● Aim
Each line that holds the string "name" counts once; say how many such lines there are and add nothing.

● Record set

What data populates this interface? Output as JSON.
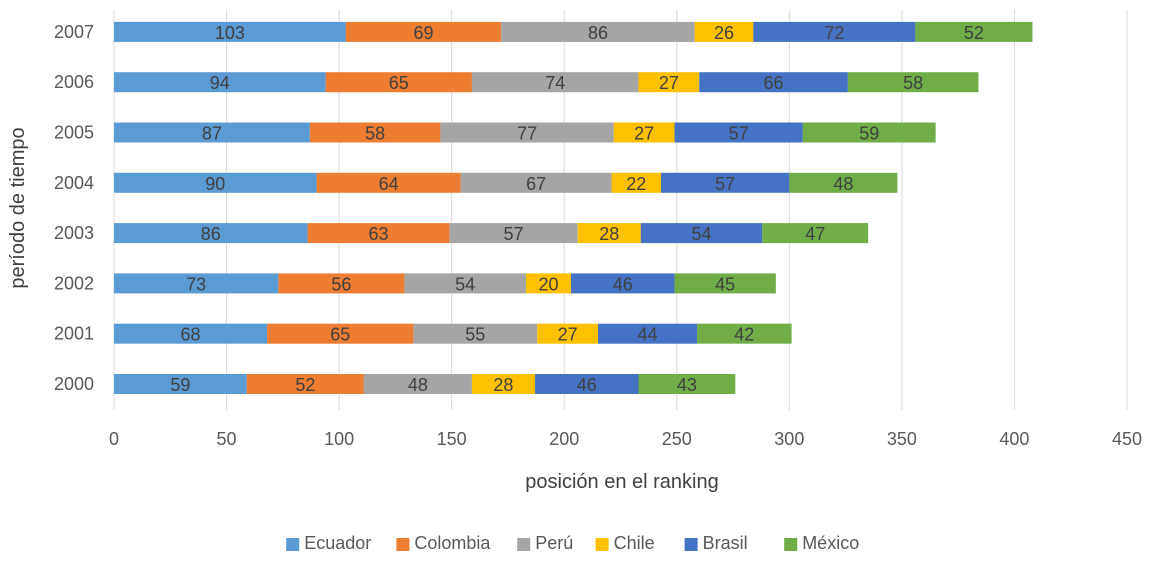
{
  "chart_data": {
    "type": "bar",
    "orientation": "horizontal",
    "stacked": true,
    "title": "",
    "xlabel": "posición en el ranking",
    "ylabel": "período de tiempo",
    "xlim": [
      0,
      450
    ],
    "xticks": [
      "0",
      "50",
      "100",
      "150",
      "200",
      "250",
      "300",
      "350",
      "400",
      "450"
    ],
    "grid": true,
    "legend_position": "bottom",
    "categories": [
      "2000",
      "2001",
      "2002",
      "2003",
      "2004",
      "2005",
      "2006",
      "2007"
    ],
    "series": [
      {
        "name": "Ecuador",
        "color": "#5B9BD5",
        "values": [
          59,
          68,
          73,
          86,
          90,
          87,
          94,
          103
        ]
      },
      {
        "name": "Colombia",
        "color": "#ED7D31",
        "values": [
          52,
          65,
          56,
          63,
          64,
          58,
          65,
          69
        ]
      },
      {
        "name": "Perú",
        "color": "#A5A5A5",
        "values": [
          48,
          55,
          54,
          57,
          67,
          77,
          74,
          86
        ]
      },
      {
        "name": "Chile",
        "color": "#FFC000",
        "values": [
          28,
          27,
          20,
          28,
          22,
          27,
          27,
          26
        ]
      },
      {
        "name": "Brasil",
        "color": "#4472C4",
        "values": [
          46,
          44,
          46,
          54,
          57,
          57,
          66,
          72
        ]
      },
      {
        "name": "México",
        "color": "#70AD47",
        "values": [
          43,
          42,
          45,
          47,
          48,
          59,
          58,
          52
        ]
      }
    ]
  }
}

● Task output
6